* What is required
Write out the whole of the material exactly.

* Records supplied
• • •

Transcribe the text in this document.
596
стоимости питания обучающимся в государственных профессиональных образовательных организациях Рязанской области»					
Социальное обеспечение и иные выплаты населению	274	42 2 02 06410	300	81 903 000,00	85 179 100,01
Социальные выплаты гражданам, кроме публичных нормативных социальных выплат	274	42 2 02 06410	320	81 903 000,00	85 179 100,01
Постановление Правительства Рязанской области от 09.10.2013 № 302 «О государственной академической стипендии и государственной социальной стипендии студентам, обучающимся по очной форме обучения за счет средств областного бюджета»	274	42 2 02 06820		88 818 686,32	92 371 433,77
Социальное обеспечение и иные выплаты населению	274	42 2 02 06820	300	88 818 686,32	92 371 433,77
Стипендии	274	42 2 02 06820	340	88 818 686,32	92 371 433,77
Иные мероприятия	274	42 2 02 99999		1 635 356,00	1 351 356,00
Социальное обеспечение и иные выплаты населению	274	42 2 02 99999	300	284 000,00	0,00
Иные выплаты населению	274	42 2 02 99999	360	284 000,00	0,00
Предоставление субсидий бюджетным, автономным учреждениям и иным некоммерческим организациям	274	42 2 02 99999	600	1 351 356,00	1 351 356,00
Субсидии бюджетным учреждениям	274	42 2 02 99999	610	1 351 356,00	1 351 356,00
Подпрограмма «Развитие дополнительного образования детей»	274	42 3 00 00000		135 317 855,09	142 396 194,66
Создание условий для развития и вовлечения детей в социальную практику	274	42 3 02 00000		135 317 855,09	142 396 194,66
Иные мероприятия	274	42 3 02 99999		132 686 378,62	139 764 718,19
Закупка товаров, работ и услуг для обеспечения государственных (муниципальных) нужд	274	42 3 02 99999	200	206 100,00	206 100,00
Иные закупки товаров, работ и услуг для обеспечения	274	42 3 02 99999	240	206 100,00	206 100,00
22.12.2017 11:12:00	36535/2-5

• • •

* Final result
Transcribe the text in this document.
596
стоимости питания обучающимся в государственных профессиональных образовательных организациях Рязанской области»					
Социальное обеспечение и иные выплаты населению	274	42 2 02 06410	300	81 903 000,00	85 179 100,01
Социальные выплаты гражданам, кроме публичных нормативных социальных выплат	274	42 2 02 06410	320	81 903 000,00	85 179 100,01
Постановление Правительства Рязанской области от 09.10.2013 № 302 «О государственной академической стипендии и государственной социальной стипендии студентам, обучающимся по очной форме обучения за счет средств областного бюджета»	274	42 2 02 06820		88 818 686,32	92 371 433,77
Социальное обеспечение и иные выплаты населению	274	42 2 02 06820	300	88 818 686,32	92 371 433,77
Стипендии	274	42 2 02 06820	340	88 818 686,32	92 371 433,77
Иные мероприятия	274	42 2 02 99999		1 635 356,00	1 351 356,00
Социальное обеспечение и иные выплаты населению	274	42 2 02 99999	300	284 000,00	0,00
Иные выплаты населению	274	42 2 02 99999	360	284 000,00	0,00
Предоставление субсидий бюджетным, автономным учреждениям и иным некоммерческим организациям	274	42 2 02 99999	600	1 351 356,00	1 351 356,00
Субсидии бюджетным учреждениям	274	42 2 02 99999	610	1 351 356,00	1 351 356,00
Подпрограмма «Развитие дополнительного образования детей»	274	42 3 00 00000		135 317 855,09	142 396 194,66
Создание условий для развития и вовлечения детей в социальную практику	274	42 3 02 00000		135 317 855,09	142 396 194,66
Иные мероприятия	274	42 3 02 99999		132 686 378,62	139 764 718,19
Закупка товаров, работ и услуг для обеспечения государственных (муниципальных) нужд	274	42 3 02 99999	200	206 100,00	206 100,00
Иные закупки товаров, работ и услуг для обеспечения	274	42 3 02 99999	240	206 100,00	206 100,00
22.12.2017 11:12:00	36535/2-5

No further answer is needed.